*TASK OBJECTIVE*:
Copy out the records in full, word for word, without pictures.

** start of INPUT ROWS **

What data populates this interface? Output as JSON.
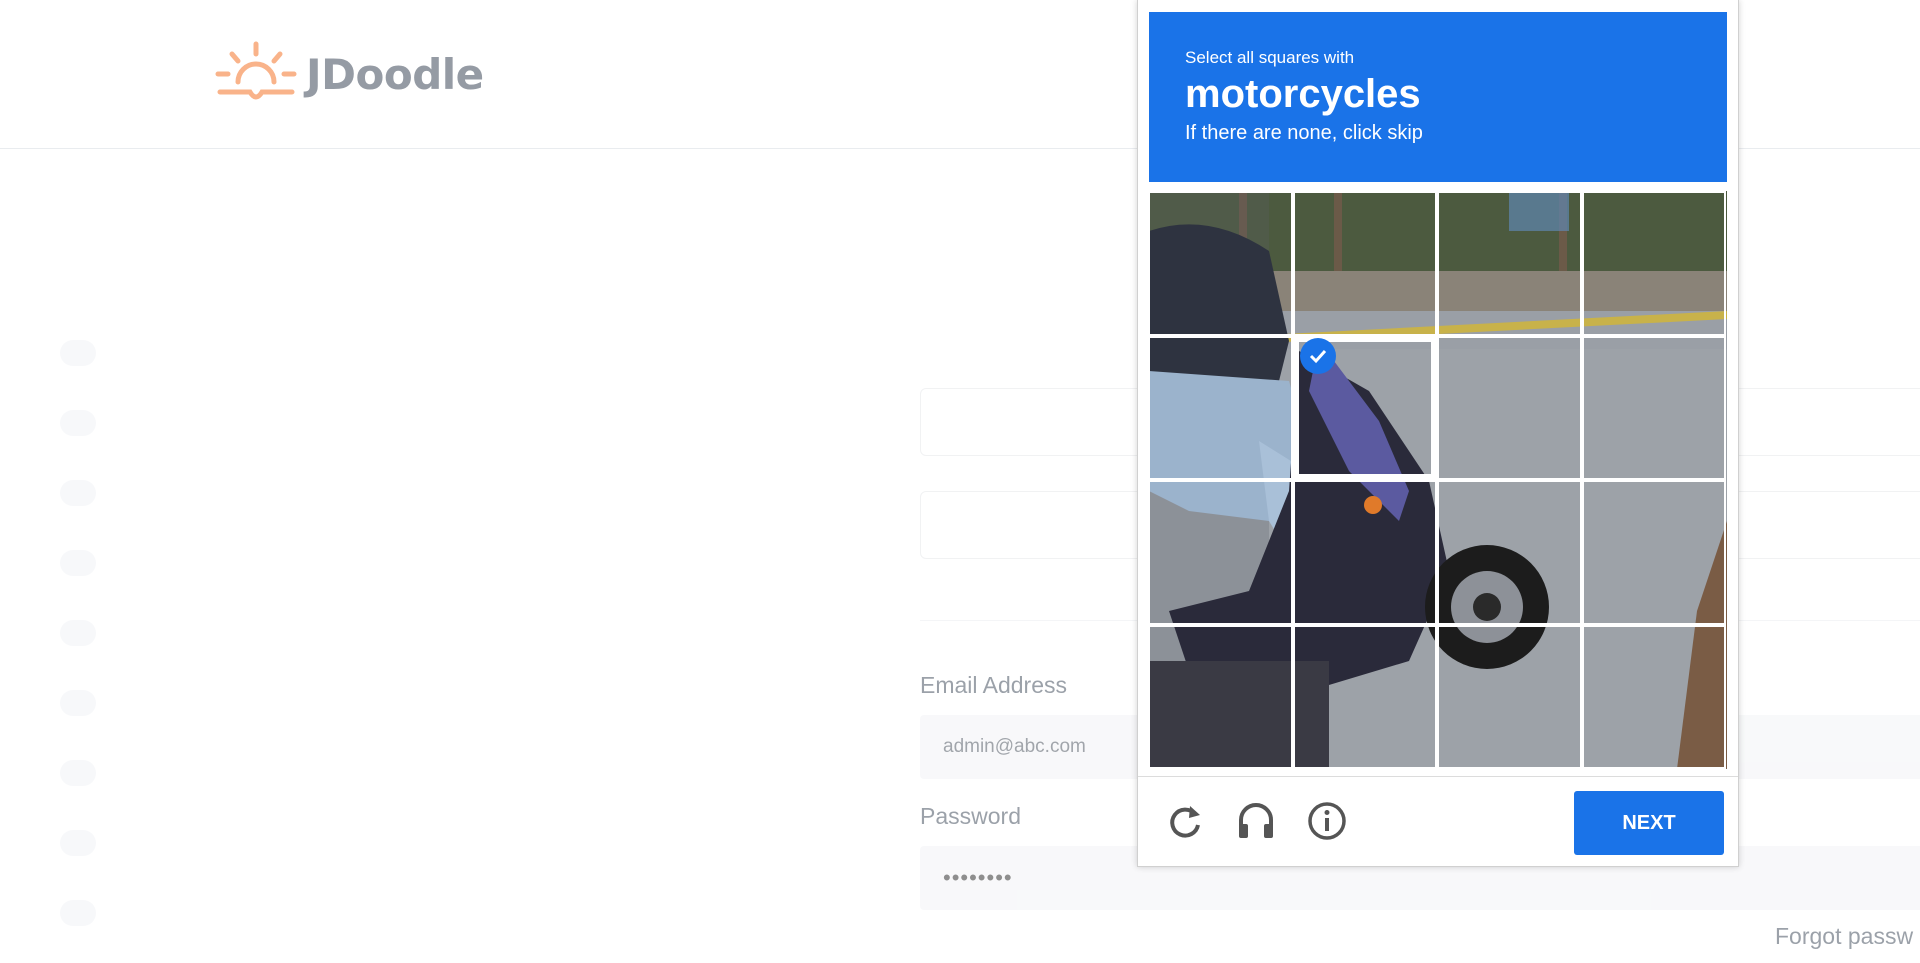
{
  "app": {
    "brand": "JDoodle"
  },
  "login_form": {
    "email_label": "Email Address",
    "email_value": "admin@abc.com",
    "password_label": "Password",
    "password_value": "••••••••",
    "forgot_label": "Forgot passw"
  },
  "captcha": {
    "instruction": "Select all squares with",
    "target": "motorcycles",
    "hint": "If there are none, click skip",
    "grid": {
      "rows": 4,
      "cols": 4,
      "selected_tiles": [
        6
      ]
    },
    "next_label": "NEXT",
    "icons": [
      "reload-icon",
      "audio-challenge-icon",
      "info-icon"
    ],
    "accent_color": "#1a73e8"
  }
}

** end of INPUT ROWS **

*FULL RESPONSE*:
What data populates this interface? Output as JSON.
{
  "app": {
    "brand": "JDoodle"
  },
  "login_form": {
    "email_label": "Email Address",
    "email_value": "admin@abc.com",
    "password_label": "Password",
    "password_value": "••••••••",
    "forgot_label": "Forgot passw"
  },
  "captcha": {
    "instruction": "Select all squares with",
    "target": "motorcycles",
    "hint": "If there are none, click skip",
    "grid": {
      "rows": 4,
      "cols": 4,
      "selected_tiles": [
        6
      ]
    },
    "next_label": "NEXT",
    "icons": [
      "reload-icon",
      "audio-challenge-icon",
      "info-icon"
    ],
    "accent_color": "#1a73e8"
  }
}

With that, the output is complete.